TO DO:
Identify every line in the records below that contains the word "with", and copy each of those lines.
____________________
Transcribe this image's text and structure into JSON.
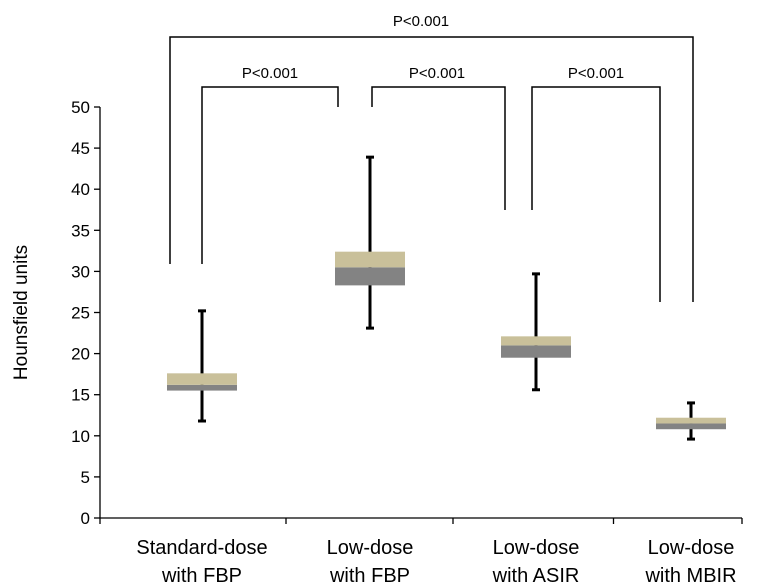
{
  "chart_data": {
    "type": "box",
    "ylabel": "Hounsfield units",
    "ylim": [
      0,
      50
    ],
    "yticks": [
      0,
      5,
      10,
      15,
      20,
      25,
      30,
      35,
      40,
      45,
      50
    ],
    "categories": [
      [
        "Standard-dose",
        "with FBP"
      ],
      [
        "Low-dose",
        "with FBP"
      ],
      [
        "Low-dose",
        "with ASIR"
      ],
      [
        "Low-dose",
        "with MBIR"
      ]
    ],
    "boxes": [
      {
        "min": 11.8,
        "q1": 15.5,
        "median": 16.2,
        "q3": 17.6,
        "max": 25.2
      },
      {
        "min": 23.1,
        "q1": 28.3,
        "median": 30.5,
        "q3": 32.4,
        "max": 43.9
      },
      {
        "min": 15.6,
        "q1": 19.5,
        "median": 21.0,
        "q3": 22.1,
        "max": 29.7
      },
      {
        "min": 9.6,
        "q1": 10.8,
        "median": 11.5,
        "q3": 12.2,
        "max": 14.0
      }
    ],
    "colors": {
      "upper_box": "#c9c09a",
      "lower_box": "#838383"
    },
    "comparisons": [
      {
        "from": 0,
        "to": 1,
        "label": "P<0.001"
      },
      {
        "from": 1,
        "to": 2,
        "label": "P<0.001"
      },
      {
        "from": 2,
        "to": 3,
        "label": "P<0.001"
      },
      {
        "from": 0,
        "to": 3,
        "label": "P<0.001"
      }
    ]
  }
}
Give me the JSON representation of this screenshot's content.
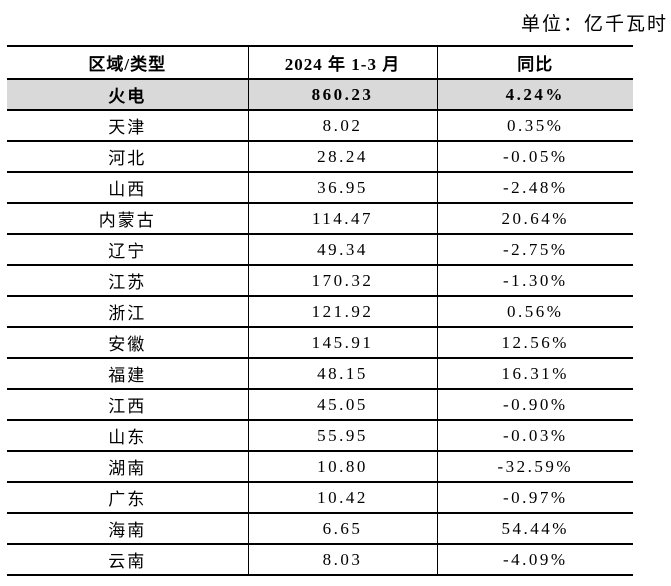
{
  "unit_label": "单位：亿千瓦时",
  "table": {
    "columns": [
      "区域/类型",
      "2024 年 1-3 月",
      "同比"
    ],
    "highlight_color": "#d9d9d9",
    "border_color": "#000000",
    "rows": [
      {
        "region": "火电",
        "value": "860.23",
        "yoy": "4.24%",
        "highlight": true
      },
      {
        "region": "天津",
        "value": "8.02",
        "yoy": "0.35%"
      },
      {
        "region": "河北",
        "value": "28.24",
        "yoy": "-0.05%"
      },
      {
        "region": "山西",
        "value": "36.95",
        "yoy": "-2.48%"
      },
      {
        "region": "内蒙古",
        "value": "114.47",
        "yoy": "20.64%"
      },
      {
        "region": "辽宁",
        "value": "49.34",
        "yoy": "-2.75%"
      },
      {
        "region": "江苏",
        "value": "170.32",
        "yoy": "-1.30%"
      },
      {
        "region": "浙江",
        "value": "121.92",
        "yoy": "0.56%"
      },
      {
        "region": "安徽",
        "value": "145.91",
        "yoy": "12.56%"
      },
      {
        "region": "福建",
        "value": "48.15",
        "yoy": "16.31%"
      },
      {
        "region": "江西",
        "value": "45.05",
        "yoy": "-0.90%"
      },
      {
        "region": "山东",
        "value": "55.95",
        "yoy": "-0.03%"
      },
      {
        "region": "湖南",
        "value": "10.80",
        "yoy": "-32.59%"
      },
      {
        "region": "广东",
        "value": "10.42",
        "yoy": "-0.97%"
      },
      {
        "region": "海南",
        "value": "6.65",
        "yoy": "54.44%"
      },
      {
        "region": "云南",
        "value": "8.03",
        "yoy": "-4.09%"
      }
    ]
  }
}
____________________
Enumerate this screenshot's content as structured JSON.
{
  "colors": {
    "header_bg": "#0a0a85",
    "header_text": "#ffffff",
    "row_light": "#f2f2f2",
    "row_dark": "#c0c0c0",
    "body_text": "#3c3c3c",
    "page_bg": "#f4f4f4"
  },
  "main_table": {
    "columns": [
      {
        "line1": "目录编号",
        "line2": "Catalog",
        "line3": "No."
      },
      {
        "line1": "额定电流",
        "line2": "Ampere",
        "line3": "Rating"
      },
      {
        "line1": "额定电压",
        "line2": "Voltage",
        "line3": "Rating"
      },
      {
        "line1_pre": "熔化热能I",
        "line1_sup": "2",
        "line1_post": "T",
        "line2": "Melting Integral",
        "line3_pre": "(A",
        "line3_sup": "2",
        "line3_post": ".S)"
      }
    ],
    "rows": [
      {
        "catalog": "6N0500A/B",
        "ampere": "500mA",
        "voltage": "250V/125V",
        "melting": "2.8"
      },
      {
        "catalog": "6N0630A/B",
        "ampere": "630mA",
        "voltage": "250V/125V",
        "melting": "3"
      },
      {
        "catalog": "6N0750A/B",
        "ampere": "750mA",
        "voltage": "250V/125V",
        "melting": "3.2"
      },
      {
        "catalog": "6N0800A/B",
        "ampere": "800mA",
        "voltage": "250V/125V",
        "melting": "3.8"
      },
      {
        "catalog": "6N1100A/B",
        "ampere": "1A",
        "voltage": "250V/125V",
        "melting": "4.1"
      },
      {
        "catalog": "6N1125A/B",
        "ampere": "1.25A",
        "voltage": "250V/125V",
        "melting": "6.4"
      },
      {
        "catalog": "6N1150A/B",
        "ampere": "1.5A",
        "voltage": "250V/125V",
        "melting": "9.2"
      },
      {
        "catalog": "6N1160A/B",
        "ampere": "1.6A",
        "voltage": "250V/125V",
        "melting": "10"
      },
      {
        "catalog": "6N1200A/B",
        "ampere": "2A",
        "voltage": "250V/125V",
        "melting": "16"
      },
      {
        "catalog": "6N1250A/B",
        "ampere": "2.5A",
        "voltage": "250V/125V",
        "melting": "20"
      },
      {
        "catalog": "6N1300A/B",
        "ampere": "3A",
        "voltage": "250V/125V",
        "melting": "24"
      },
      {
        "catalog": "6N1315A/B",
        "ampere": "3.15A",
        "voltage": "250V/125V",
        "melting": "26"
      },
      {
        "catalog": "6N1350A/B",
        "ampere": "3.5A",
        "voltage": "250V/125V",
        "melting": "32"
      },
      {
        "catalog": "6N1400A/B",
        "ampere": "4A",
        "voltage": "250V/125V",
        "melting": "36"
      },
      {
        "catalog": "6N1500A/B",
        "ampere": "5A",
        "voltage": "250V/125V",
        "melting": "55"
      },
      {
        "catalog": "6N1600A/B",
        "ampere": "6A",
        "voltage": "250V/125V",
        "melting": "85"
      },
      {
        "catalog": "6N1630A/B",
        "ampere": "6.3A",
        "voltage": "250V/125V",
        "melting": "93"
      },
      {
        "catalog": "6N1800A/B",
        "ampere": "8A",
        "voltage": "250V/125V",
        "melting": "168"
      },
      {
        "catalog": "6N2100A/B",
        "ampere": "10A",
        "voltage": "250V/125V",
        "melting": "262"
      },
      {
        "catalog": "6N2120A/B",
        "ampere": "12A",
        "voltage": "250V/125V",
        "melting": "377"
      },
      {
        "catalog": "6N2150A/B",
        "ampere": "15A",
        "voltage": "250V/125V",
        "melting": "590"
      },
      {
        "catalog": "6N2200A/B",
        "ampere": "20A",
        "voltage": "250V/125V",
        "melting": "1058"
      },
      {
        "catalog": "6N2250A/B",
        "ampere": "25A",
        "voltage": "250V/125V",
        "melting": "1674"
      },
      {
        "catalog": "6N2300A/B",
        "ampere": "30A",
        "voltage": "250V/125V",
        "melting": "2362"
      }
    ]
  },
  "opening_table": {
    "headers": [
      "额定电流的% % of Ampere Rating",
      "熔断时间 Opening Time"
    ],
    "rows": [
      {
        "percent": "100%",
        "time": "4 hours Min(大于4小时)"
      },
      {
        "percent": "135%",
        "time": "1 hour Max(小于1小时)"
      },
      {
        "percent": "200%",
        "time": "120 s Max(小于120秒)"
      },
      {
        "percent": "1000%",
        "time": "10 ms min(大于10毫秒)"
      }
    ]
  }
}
____________________
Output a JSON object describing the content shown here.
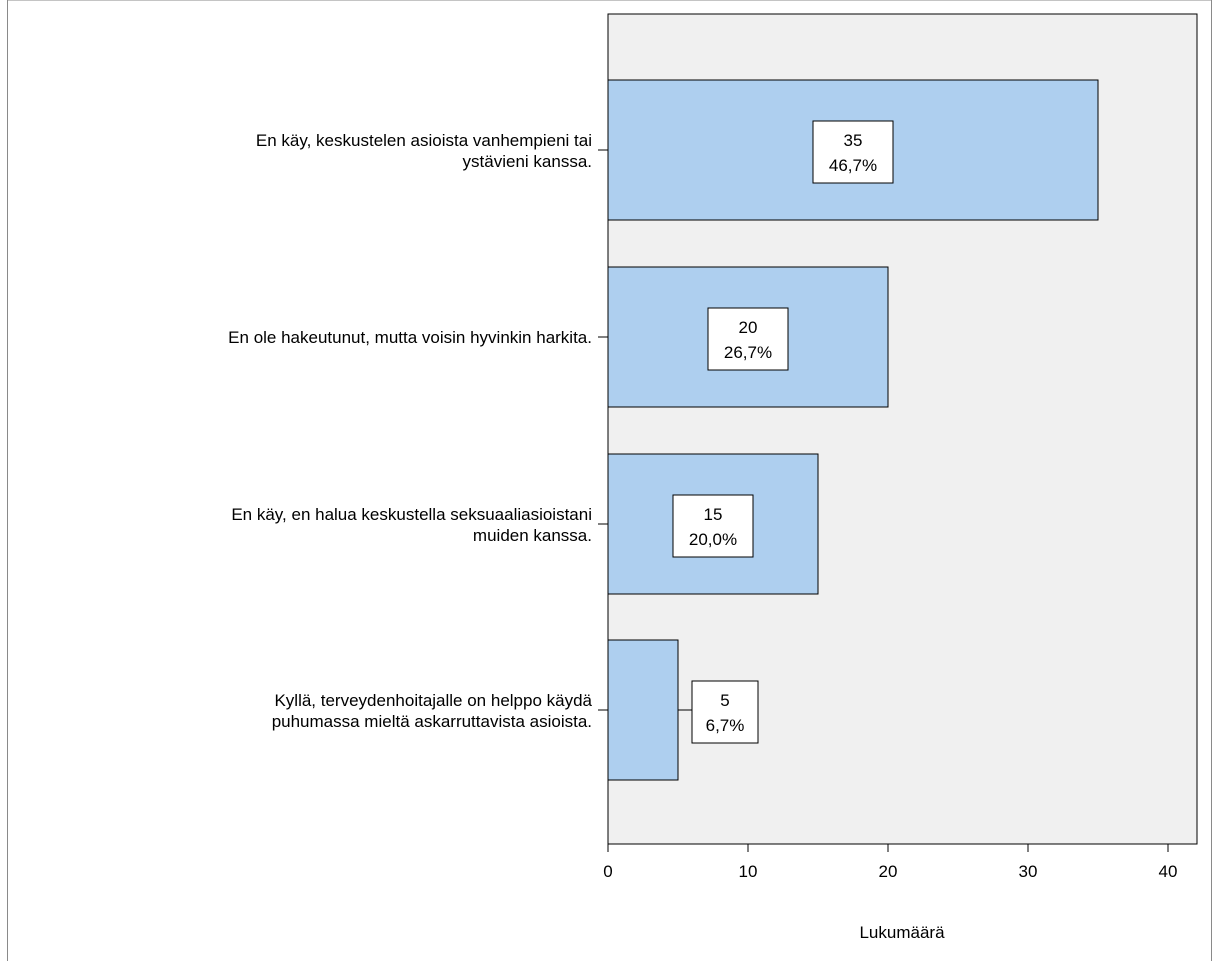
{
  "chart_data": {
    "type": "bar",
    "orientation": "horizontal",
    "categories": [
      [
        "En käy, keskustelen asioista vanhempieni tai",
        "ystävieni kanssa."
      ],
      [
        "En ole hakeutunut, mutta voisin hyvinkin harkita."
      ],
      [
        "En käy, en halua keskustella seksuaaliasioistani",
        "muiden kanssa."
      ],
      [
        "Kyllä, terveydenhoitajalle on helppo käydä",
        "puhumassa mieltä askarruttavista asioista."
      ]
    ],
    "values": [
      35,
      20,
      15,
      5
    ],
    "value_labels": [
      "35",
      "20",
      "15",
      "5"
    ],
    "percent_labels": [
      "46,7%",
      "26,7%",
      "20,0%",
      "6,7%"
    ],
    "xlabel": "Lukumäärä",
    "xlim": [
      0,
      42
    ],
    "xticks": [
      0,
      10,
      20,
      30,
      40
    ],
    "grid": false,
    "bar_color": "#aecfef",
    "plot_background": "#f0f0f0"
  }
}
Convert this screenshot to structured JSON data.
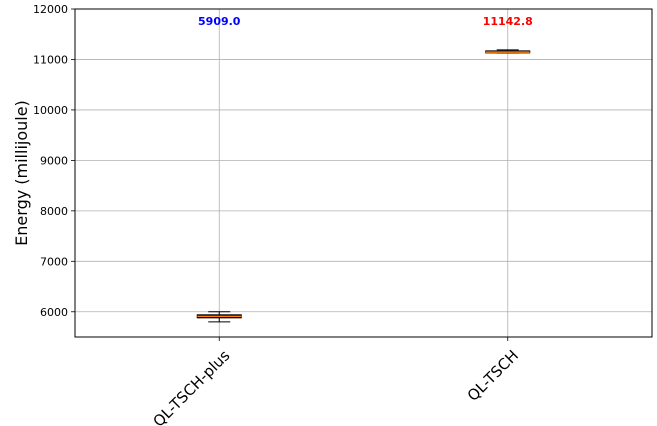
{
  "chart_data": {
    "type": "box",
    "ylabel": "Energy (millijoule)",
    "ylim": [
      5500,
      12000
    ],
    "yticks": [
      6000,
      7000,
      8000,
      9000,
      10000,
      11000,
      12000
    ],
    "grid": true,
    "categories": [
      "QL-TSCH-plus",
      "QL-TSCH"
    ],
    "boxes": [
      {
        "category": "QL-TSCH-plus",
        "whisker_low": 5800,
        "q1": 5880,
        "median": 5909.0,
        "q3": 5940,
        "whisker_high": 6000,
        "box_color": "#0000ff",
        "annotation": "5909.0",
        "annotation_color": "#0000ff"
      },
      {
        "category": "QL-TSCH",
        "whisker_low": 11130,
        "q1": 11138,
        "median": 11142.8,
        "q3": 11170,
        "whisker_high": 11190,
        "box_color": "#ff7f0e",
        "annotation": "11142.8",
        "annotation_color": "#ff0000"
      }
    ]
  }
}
____________________
OUTPUT OF THE TASK:
        "with FBP"
        "with FBP"
        "with ASIR"
        "with MBIR"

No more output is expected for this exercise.